- _YOUR INSTRUCTIONS_: How many of the lines that follow contain the word "arrêté"? Give only the number.

--- START OF INFORMATION PROVIDED ---

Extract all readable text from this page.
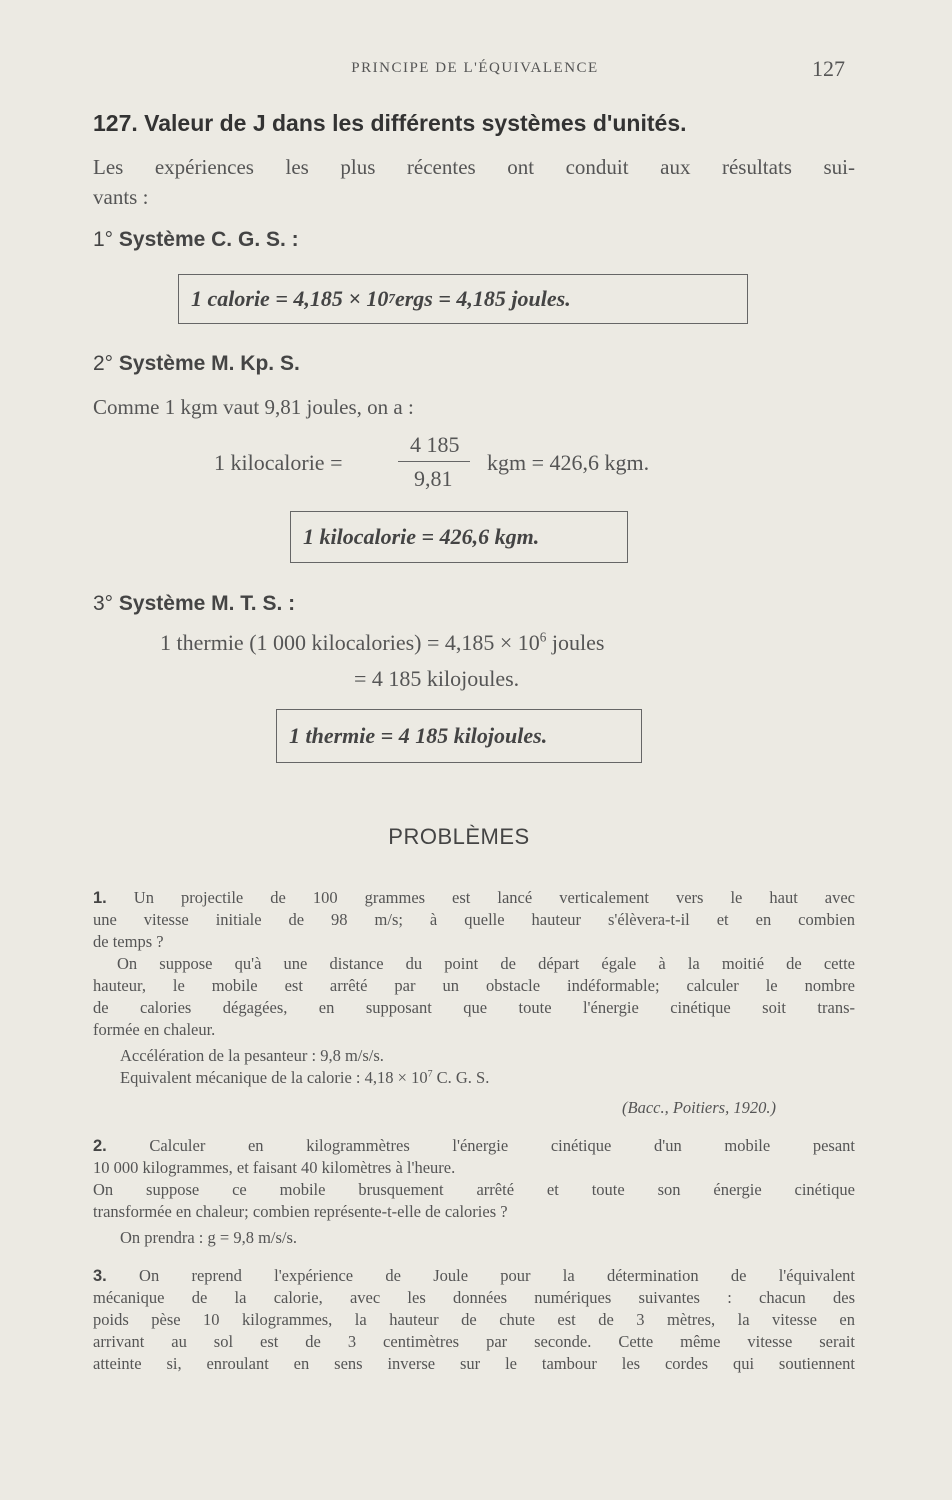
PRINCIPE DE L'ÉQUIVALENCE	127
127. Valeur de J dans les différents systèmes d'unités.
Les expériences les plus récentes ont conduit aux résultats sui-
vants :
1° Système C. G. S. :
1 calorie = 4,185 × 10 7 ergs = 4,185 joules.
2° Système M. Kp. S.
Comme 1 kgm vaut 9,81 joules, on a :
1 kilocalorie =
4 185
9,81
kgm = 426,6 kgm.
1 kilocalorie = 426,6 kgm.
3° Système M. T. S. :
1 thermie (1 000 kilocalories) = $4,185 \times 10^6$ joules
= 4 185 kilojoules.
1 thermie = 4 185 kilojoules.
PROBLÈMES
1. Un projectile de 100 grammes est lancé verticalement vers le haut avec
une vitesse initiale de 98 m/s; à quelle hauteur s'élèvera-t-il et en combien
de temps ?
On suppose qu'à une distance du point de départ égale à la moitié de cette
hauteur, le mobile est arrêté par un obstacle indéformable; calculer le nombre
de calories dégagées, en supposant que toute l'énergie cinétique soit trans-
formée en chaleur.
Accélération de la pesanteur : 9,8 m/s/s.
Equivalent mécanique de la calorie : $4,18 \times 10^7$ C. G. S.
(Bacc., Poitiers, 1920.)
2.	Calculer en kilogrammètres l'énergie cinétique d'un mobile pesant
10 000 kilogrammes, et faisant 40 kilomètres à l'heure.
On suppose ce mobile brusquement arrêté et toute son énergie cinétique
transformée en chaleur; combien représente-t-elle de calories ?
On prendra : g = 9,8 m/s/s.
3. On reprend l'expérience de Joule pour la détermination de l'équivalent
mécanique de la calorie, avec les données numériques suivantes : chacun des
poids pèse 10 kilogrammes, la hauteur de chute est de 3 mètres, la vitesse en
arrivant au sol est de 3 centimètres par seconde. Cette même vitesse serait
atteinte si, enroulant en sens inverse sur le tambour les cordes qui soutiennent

--- END OF INFORMATION PROVIDED ---
--- START OF INFORMATION PROVIDED ---

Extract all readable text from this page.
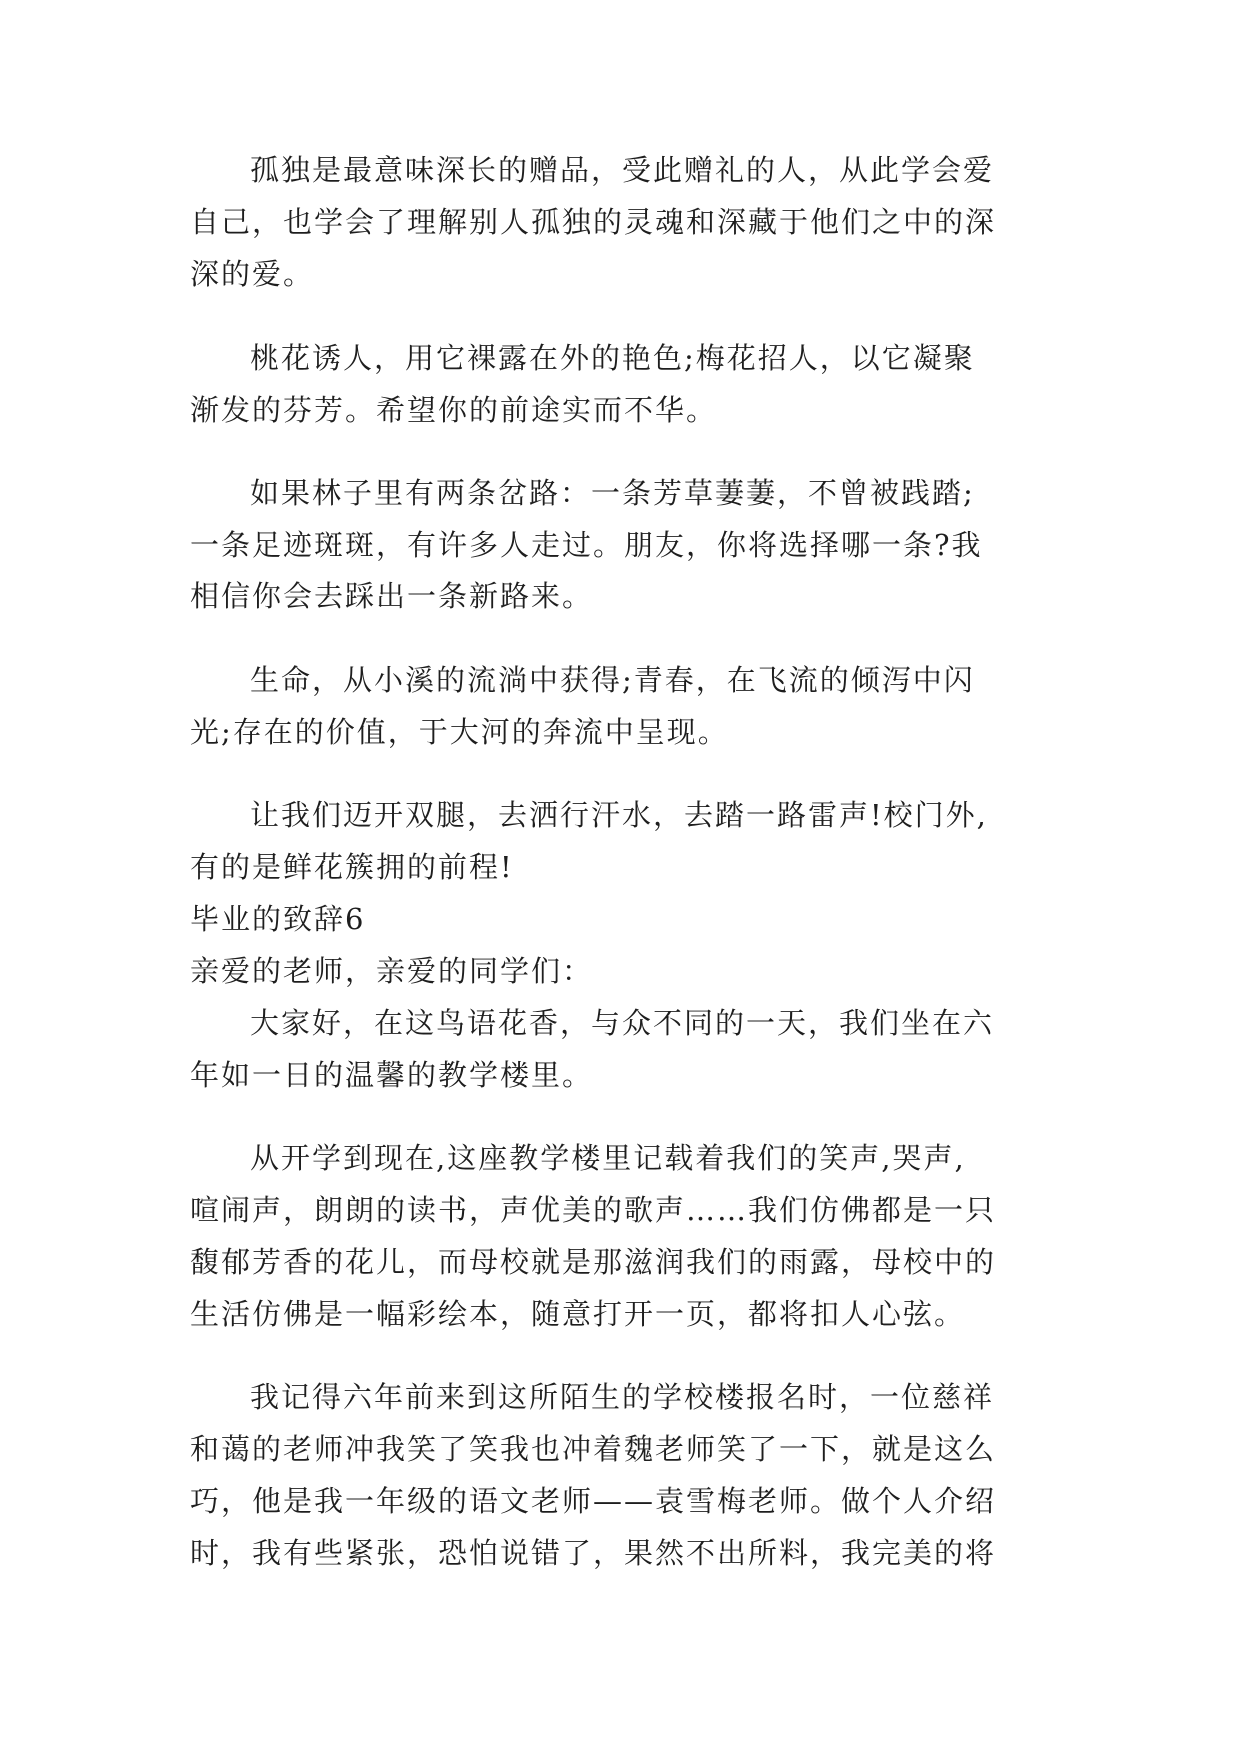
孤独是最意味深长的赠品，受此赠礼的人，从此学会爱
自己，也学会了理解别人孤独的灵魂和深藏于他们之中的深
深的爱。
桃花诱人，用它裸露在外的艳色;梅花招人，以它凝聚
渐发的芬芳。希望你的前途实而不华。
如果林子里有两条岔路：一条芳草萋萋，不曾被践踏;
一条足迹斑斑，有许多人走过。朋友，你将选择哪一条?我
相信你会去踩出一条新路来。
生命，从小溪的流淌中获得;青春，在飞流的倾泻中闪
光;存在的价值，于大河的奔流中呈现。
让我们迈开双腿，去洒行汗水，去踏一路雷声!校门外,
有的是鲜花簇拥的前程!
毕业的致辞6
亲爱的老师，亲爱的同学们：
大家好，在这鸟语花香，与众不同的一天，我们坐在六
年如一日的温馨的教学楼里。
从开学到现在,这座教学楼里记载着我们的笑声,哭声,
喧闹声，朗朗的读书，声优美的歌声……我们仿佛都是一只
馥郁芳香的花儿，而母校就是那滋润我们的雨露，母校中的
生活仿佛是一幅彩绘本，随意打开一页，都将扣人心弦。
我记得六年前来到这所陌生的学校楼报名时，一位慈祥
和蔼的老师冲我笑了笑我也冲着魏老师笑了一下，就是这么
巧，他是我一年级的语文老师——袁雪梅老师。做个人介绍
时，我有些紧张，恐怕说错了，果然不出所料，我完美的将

--- END OF INFORMATION PROVIDED ---

- _SOLVED PROBLEM_: 2